## [Problem description]
Quote the conversation about long-distance phone calls word for word, from "which was basically" up to and including "the cash cow.".

## [Passage to read]
>>>

That was based on actual sound tones. That's why hackers, the earliest hackers, before they were computer hackers, they would hack phone lines, because if you could match the tone of what was dialed out... Like either the click, click, click, or the whatever. You could get free calls. Among other people, Steve Jobs and Steve Wozniak invented devices before they started making computers to do what they called phone freaking.
which was basically a way to hack the phone system to get free long distance calls. Because again, maybe we need to lay this. You had to pay local calls. You paid a certain dollar figure per month within your area code. That's why we have area codes. Outside the area code, long distance, you paid by the minute. It was expensive. That was the cash cow.
You never hear this anymore, but I remember so often growing up, it was regularly said, it's long distance. I'm calling long distance. You know, that was always like, I'm calling you long. It was ammunition.
Right. Or your grandmother would rush you off the phone because she was horrified by the amount of money you were spending to call her long distance. Like, we've been on for 15 minutes. Okay, get off, get off. Because wasn't there also, we all knew there was a certain amount of time that you could stay. on and it would be cheaper but then if you went beyond that then like the rates ratcheted up or might yeah absolutely absolutely oh my gosh the long distance calling i forget that
So to bring it back to the technology itself, AT&T does not allow people to... You can't just create your own phone or your own device and plug it into their network. And their argument is... in the same way that Apple says, well, we can't open the App Store because it's not secure and it's unsafe for users. And they made that argument time and time again. And not just, you know, hey, U.S. government.

<<<

(Element placement data)
>>>

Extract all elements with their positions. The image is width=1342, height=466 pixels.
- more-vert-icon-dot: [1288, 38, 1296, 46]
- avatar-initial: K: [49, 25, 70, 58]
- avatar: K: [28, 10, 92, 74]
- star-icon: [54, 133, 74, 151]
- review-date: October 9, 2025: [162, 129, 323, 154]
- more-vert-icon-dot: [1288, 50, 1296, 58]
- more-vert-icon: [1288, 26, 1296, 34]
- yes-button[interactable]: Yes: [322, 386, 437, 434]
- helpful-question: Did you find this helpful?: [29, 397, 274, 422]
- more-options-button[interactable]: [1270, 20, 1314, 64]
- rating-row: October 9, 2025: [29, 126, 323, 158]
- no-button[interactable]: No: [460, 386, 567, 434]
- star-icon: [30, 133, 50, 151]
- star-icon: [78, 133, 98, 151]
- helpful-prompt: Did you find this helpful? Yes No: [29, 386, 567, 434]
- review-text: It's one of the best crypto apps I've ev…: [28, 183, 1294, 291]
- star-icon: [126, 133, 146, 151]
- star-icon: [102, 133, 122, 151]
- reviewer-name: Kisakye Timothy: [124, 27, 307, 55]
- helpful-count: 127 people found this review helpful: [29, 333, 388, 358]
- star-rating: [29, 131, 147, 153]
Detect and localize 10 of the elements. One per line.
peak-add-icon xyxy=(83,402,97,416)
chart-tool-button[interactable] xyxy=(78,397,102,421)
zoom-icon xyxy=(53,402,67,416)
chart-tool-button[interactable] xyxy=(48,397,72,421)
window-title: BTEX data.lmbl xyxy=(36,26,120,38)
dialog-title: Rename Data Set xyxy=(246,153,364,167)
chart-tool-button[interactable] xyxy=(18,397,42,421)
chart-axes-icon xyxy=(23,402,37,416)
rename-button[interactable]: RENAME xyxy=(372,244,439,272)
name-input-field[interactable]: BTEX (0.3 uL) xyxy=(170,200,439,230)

<<<

## [Problem solution]
which was basically a way to hack the phone system to get free long distance calls. Because again, maybe we need to lay this. You had to pay local calls. You paid a certain dollar figure per month within your area code. That's why we have area codes. Outside the area code, long distance, you paid by the minute. It was expensive. That was the cash cow.